**Stated goal:** Please copy out the listing below line for line, keeping every character unchanged.

━━━━

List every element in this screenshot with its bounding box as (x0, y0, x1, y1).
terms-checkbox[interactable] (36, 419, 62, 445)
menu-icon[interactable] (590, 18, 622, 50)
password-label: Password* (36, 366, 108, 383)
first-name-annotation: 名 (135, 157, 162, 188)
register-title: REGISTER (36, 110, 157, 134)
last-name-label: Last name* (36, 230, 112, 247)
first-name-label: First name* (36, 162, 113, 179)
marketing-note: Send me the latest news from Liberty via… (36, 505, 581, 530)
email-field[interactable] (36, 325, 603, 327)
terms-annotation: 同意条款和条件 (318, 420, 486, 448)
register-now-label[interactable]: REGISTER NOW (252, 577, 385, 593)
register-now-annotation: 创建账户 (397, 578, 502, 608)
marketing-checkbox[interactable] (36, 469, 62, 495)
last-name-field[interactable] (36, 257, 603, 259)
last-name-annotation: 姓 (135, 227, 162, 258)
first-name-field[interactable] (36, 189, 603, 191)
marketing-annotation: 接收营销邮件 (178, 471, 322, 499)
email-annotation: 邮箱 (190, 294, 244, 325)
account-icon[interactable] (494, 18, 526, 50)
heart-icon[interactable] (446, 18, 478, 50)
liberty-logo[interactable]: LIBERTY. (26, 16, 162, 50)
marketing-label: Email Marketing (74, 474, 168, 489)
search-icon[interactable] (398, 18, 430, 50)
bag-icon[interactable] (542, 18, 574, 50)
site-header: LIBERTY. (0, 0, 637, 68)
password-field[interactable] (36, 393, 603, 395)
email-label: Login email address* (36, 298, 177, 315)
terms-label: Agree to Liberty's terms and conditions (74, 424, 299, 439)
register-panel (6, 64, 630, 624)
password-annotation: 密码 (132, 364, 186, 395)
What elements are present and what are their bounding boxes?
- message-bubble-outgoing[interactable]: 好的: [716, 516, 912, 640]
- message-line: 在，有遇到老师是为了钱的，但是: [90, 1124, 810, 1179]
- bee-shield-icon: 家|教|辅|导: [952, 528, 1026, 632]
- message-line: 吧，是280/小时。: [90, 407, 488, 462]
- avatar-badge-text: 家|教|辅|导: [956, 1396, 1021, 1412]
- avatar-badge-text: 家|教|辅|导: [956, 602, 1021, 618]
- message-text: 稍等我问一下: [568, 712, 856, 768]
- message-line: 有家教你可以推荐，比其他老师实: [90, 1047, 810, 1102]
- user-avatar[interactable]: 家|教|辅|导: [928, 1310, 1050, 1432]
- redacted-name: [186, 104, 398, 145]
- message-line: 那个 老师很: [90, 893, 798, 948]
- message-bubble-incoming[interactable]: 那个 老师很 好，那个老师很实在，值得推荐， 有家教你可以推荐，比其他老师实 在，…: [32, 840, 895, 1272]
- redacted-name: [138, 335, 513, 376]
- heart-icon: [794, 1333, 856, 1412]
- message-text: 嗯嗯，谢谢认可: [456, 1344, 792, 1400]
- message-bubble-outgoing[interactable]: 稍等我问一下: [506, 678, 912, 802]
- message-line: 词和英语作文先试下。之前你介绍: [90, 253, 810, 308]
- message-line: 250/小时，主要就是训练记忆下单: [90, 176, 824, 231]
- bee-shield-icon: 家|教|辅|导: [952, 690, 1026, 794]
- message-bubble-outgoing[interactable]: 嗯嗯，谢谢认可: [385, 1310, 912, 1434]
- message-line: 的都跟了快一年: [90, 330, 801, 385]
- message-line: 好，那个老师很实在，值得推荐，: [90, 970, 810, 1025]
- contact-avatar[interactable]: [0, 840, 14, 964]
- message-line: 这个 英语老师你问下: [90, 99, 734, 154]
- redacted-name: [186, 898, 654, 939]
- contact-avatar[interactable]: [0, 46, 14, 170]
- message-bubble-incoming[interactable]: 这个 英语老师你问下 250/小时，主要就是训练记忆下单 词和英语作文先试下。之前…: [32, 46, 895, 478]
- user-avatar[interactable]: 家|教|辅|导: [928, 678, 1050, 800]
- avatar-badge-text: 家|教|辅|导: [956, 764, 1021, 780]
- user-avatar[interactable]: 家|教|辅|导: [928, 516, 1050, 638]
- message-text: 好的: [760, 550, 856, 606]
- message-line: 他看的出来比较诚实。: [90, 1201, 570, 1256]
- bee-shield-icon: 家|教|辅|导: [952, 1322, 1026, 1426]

━━━━

**Complete output:**
List every element in this screenshot with its bounding box as (x0, y0, x1, y1).
terms-checkbox[interactable] (36, 419, 62, 445)
menu-icon[interactable] (590, 18, 622, 50)
password-label: Password* (36, 366, 108, 383)
first-name-annotation: 名 (135, 157, 162, 188)
register-title: REGISTER (36, 110, 157, 134)
last-name-label: Last name* (36, 230, 112, 247)
first-name-label: First name* (36, 162, 113, 179)
marketing-note: Send me the latest news from Liberty via… (36, 505, 581, 530)
email-field[interactable] (36, 325, 603, 327)
terms-annotation: 同意条款和条件 (318, 420, 486, 448)
register-now-label[interactable]: REGISTER NOW (252, 577, 385, 593)
register-now-annotation: 创建账户 (397, 578, 502, 608)
marketing-checkbox[interactable] (36, 469, 62, 495)
last-name-field[interactable] (36, 257, 603, 259)
last-name-annotation: 姓 (135, 227, 162, 258)
first-name-field[interactable] (36, 189, 603, 191)
marketing-annotation: 接收营销邮件 (178, 471, 322, 499)
email-annotation: 邮箱 (190, 294, 244, 325)
account-icon[interactable] (494, 18, 526, 50)
heart-icon[interactable] (446, 18, 478, 50)
liberty-logo[interactable]: LIBERTY. (26, 16, 162, 50)
marketing-label: Email Marketing (74, 474, 168, 489)
search-icon[interactable] (398, 18, 430, 50)
bag-icon[interactable] (542, 18, 574, 50)
site-header: LIBERTY. (0, 0, 637, 68)
password-field[interactable] (36, 393, 603, 395)
email-label: Login email address* (36, 298, 177, 315)
terms-label: Agree to Liberty's terms and conditions (74, 424, 299, 439)
register-panel (6, 64, 630, 624)
password-annotation: 密码 (132, 364, 186, 395)
What elements are present and what are their bounding boxes?
- message-bubble-outgoing[interactable]: 好的: [716, 516, 912, 640]
- message-line: 在，有遇到老师是为了钱的，但是: [90, 1124, 810, 1179]
- bee-shield-icon: 家|教|辅|导: [952, 528, 1026, 632]
- message-line: 吧，是280/小时。: [90, 407, 488, 462]
- avatar-badge-text: 家|教|辅|导: [956, 1396, 1021, 1412]
- avatar-badge-text: 家|教|辅|导: [956, 602, 1021, 618]
- message-text: 稍等我问一下: [568, 712, 856, 768]
- message-line: 有家教你可以推荐，比其他老师实: [90, 1047, 810, 1102]
- user-avatar[interactable]: 家|教|辅|导: [928, 1310, 1050, 1432]
- redacted-name: [186, 104, 398, 145]
- message-line: 那个 老师很: [90, 893, 798, 948]
- message-bubble-incoming[interactable]: 那个 老师很 好，那个老师很实在，值得推荐， 有家教你可以推荐，比其他老师实 在，…: [32, 840, 895, 1272]
- redacted-name: [138, 335, 513, 376]
- heart-icon: [794, 1333, 856, 1412]
- message-text: 嗯嗯，谢谢认可: [456, 1344, 792, 1400]
- message-bubble-outgoing[interactable]: 稍等我问一下: [506, 678, 912, 802]
- message-line: 词和英语作文先试下。之前你介绍: [90, 253, 810, 308]
- message-line: 250/小时，主要就是训练记忆下单: [90, 176, 824, 231]
- bee-shield-icon: 家|教|辅|导: [952, 690, 1026, 794]
- message-bubble-outgoing[interactable]: 嗯嗯，谢谢认可: [385, 1310, 912, 1434]
- message-line: 的都跟了快一年: [90, 330, 801, 385]
- message-line: 好，那个老师很实在，值得推荐，: [90, 970, 810, 1025]
- contact-avatar[interactable]: [0, 840, 14, 964]
- message-line: 这个 英语老师你问下: [90, 99, 734, 154]
- redacted-name: [186, 898, 654, 939]
- contact-avatar[interactable]: [0, 46, 14, 170]
- message-bubble-incoming[interactable]: 这个 英语老师你问下 250/小时，主要就是训练记忆下单 词和英语作文先试下。之前…: [32, 46, 895, 478]
- user-avatar[interactable]: 家|教|辅|导: [928, 678, 1050, 800]
- avatar-badge-text: 家|教|辅|导: [956, 764, 1021, 780]
- user-avatar[interactable]: 家|教|辅|导: [928, 516, 1050, 638]
- message-text: 好的: [760, 550, 856, 606]
- message-line: 他看的出来比较诚实。: [90, 1201, 570, 1256]
- bee-shield-icon: 家|教|辅|导: [952, 1322, 1026, 1426]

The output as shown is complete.